### EXTRACTED RECORDS ###

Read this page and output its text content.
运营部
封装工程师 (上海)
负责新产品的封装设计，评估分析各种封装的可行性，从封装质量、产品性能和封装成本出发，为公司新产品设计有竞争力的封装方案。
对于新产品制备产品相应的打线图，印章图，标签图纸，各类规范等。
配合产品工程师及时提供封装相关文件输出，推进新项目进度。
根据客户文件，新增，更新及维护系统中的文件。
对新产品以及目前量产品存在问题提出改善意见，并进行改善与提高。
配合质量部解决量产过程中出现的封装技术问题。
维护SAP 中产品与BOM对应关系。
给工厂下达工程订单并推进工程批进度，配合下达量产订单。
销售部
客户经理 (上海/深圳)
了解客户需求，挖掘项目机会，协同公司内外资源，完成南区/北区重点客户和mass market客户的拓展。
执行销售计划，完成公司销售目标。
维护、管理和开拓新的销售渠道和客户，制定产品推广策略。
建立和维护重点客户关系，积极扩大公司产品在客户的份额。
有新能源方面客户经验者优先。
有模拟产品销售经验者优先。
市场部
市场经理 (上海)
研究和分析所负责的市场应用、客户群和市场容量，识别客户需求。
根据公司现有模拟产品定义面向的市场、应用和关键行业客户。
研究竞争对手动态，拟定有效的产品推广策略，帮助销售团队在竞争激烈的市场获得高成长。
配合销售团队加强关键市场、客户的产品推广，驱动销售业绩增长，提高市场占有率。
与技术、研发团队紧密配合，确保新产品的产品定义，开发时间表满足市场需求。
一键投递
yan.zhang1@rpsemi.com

###

▸ TASK
Type the whole listing again, unaltered.

▸ OUTPUT BELOW
Read this page and output its text content.
运营部
封装工程师 (上海)
负责新产品的封装设计，评估分析各种封装的可行性，从封装质量、产品性能和封装成本出发，为公司新产品设计有竞争力的封装方案。
对于新产品制备产品相应的打线图，印章图，标签图纸，各类规范等。
配合产品工程师及时提供封装相关文件输出，推进新项目进度。
根据客户文件，新增，更新及维护系统中的文件。
对新产品以及目前量产品存在问题提出改善意见，并进行改善与提高。
配合质量部解决量产过程中出现的封装技术问题。
维护SAP 中产品与BOM对应关系。
给工厂下达工程订单并推进工程批进度，配合下达量产订单。
销售部
客户经理 (上海/深圳)
了解客户需求，挖掘项目机会，协同公司内外资源，完成南区/北区重点客户和mass market客户的拓展。
执行销售计划，完成公司销售目标。
维护、管理和开拓新的销售渠道和客户，制定产品推广策略。
建立和维护重点客户关系，积极扩大公司产品在客户的份额。
有新能源方面客户经验者优先。
有模拟产品销售经验者优先。
市场部
市场经理 (上海)
研究和分析所负责的市场应用、客户群和市场容量，识别客户需求。
根据公司现有模拟产品定义面向的市场、应用和关键行业客户。
研究竞争对手动态，拟定有效的产品推广策略，帮助销售团队在竞争激烈的市场获得高成长。
配合销售团队加强关键市场、客户的产品推广，驱动销售业绩增长，提高市场占有率。
与技术、研发团队紧密配合，确保新产品的产品定义，开发时间表满足市场需求。
一键投递
yan.zhang1@rpsemi.com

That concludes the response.